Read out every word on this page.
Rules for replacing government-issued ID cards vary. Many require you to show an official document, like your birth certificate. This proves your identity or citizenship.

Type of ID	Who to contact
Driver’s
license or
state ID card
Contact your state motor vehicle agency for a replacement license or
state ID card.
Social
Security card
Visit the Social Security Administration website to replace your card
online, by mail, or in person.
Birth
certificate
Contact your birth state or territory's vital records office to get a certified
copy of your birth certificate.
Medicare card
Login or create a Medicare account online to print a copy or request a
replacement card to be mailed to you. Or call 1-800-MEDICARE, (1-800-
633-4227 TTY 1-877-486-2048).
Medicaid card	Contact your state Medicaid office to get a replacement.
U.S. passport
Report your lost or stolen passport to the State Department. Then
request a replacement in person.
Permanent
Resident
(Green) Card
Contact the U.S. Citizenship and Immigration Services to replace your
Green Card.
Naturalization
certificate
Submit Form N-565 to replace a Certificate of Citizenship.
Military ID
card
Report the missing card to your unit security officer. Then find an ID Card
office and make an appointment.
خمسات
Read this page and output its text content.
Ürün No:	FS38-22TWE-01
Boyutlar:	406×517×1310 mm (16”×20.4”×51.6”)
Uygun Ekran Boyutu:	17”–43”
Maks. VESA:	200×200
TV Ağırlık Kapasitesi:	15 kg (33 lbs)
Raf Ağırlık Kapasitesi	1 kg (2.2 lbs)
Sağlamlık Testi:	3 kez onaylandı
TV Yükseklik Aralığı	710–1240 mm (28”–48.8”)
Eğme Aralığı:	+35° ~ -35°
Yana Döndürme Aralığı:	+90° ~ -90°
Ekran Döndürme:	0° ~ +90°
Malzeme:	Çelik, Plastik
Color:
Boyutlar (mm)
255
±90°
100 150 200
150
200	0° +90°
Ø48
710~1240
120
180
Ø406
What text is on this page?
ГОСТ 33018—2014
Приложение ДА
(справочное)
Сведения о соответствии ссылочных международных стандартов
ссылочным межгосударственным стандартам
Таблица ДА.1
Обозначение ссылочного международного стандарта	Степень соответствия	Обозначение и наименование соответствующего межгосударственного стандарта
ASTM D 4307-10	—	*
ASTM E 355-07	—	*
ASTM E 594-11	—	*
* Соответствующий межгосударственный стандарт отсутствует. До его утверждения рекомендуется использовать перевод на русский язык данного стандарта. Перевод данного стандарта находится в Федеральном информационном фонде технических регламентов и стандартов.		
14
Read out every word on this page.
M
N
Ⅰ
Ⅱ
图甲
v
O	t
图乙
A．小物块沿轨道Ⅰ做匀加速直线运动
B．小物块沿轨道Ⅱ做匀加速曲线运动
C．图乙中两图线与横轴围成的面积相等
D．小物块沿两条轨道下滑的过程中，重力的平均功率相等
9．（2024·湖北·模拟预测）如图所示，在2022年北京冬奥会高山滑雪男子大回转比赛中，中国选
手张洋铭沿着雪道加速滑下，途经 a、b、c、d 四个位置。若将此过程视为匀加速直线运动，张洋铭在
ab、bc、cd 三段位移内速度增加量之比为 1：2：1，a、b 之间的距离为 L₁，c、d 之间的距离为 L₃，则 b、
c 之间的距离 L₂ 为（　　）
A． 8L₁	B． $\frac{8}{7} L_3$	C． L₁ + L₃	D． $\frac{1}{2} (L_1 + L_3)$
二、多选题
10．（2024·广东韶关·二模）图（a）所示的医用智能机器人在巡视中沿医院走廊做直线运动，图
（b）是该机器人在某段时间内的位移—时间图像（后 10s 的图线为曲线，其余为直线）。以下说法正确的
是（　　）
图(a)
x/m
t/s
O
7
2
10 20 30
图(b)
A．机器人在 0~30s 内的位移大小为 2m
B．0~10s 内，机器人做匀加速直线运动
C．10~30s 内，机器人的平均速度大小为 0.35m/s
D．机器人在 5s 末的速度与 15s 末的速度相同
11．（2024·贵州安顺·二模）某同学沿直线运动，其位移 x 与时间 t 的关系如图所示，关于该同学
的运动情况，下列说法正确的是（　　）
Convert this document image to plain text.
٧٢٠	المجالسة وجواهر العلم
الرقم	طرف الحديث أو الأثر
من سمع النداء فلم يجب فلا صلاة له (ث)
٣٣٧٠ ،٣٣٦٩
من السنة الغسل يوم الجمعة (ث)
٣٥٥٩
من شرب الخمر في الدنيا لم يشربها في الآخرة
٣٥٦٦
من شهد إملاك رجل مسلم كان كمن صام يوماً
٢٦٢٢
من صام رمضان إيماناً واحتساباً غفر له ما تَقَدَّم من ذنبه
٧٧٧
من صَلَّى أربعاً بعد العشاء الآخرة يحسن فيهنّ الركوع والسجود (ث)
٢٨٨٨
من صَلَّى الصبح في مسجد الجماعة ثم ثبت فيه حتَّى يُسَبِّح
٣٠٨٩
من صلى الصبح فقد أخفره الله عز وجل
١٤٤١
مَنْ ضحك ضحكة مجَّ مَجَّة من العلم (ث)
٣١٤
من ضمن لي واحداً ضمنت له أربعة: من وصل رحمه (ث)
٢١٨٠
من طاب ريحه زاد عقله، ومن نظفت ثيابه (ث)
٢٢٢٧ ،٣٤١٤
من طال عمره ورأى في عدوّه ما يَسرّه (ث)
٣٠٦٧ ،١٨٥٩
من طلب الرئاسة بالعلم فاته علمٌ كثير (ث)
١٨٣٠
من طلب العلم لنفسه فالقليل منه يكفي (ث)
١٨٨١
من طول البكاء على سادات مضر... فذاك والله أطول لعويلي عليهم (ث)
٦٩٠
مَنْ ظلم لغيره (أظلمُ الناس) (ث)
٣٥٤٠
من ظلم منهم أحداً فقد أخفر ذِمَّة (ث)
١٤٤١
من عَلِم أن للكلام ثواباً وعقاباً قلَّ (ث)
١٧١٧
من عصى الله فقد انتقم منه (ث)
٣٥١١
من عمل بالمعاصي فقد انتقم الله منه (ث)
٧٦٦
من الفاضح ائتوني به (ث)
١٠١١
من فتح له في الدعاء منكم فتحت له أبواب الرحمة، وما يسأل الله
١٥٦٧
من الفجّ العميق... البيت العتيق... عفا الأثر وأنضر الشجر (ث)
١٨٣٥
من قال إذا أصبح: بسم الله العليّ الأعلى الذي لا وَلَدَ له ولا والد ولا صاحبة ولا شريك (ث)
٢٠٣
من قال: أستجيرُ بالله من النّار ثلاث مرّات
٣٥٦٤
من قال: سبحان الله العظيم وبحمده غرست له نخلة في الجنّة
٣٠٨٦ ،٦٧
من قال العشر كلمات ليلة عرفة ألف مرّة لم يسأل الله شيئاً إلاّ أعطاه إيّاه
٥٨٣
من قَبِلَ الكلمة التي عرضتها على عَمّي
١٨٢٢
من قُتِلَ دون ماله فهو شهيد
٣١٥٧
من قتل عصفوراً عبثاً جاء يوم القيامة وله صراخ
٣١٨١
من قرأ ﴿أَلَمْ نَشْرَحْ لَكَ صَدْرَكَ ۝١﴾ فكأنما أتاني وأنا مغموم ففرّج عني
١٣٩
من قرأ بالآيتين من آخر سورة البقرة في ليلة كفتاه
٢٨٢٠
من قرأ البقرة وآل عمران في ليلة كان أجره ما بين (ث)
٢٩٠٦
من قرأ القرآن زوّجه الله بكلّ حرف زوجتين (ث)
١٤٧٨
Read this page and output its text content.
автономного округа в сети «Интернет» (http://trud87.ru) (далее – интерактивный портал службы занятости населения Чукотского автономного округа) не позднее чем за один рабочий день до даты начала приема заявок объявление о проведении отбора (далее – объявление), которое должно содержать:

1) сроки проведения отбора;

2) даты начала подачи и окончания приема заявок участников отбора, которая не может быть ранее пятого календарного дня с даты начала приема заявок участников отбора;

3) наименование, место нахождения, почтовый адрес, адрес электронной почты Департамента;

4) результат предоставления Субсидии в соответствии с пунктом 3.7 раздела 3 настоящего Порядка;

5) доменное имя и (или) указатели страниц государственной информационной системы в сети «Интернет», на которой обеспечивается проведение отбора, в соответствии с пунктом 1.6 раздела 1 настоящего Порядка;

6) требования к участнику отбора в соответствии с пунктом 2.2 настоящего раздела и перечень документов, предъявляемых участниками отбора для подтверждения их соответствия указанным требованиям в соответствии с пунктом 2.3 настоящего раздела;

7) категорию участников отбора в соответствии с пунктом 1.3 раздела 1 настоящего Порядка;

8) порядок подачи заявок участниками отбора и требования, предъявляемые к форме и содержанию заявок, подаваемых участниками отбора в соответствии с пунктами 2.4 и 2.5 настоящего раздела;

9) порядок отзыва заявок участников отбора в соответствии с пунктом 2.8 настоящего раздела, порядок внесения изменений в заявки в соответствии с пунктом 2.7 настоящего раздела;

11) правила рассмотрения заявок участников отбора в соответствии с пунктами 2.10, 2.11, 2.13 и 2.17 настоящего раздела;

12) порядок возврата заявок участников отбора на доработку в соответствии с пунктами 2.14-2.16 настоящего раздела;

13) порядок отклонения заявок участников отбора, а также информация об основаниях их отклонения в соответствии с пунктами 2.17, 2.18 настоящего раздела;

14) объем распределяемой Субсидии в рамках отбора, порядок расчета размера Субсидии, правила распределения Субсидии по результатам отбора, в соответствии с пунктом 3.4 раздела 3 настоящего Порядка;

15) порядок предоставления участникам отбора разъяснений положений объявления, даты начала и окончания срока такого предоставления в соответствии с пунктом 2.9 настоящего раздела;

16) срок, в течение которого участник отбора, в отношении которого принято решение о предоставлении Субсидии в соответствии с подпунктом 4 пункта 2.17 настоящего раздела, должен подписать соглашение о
----
:: Exercise ::
What is the number of lines that contain "заявок"? Reply with that number alone.

:: Reply ::
7